• TASK: Copy each line of the entries that contains the word "level".
##### SUPPLIED ENTRIES #####
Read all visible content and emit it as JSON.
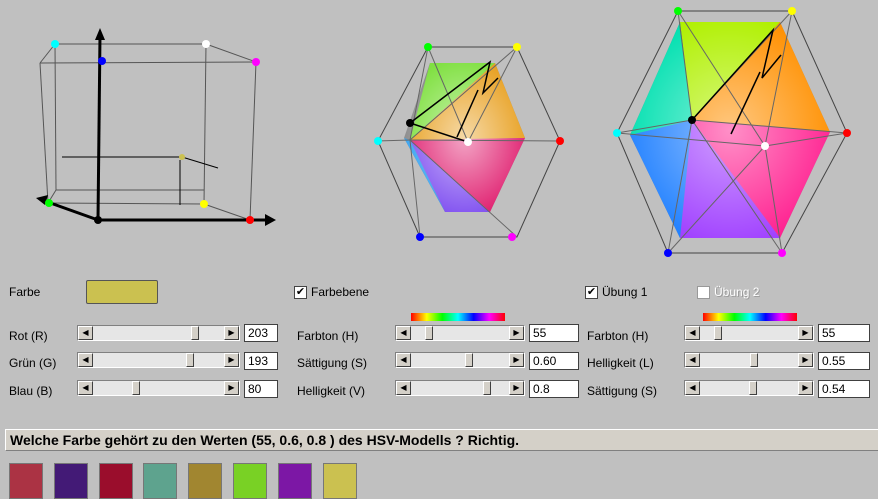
{
  "colors": {
    "current": "#cbc150",
    "history": [
      "#ab3344",
      "#431a76",
      "#9a0d2c",
      "#5ea38e",
      "#a18630",
      "#79d125",
      "#7c17a5",
      "#cbc150"
    ]
  },
  "labels": {
    "farbe": "Farbe",
    "farbebene": "Farbebene",
    "uebung1": "Übung 1",
    "uebung2": "Übung 2"
  },
  "checkboxes": {
    "farbebene": true,
    "uebung1": true,
    "uebung2": false
  },
  "rgb": [
    {
      "label": "Rot (R)",
      "value": "203",
      "level": 203
    },
    {
      "label": "Grün (G)",
      "value": "193",
      "level": 193
    },
    {
      "label": "Blau (B)",
      "value": "80",
      "level": 80
    }
  ],
  "hsv": [
    {
      "label": "Farbton (H)",
      "value": "55",
      "level": 0.153
    },
    {
      "label": "Sättigung (S)",
      "value": "0.60",
      "level": 0.6
    },
    {
      "label": "Helligkeit (V)",
      "value": "0.8",
      "level": 0.8
    }
  ],
  "hls": [
    {
      "label": "Farbton (H)",
      "value": "55",
      "level": 0.153
    },
    {
      "label": "Helligkeit (L)",
      "value": "0.55",
      "level": 0.55
    },
    {
      "label": "Sättigung (S)",
      "value": "0.54",
      "level": 0.54
    }
  ],
  "message": "Welche Farbe gehört zu den Werten (55, 0.6, 0.8 ) des HSV-Modells ? Richtig."
}
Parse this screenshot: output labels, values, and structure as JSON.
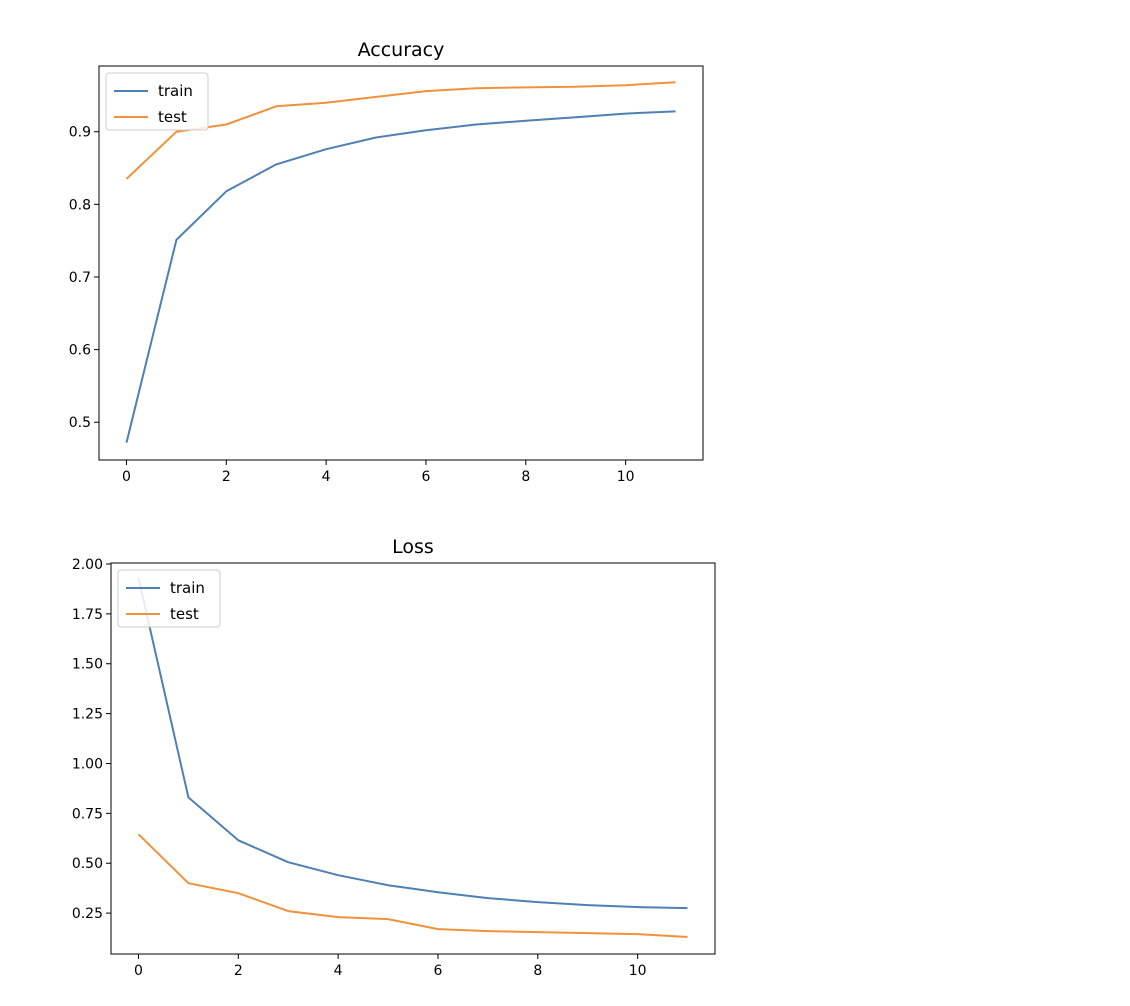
#####
• THE OUTPUT:
      "level": 203
      "level": 193
      "level": 80
      "level": 0.153
      "level": 0.6
      "level": 0.8
      "level": 0.153
      "level": 0.55
      "level": 0.54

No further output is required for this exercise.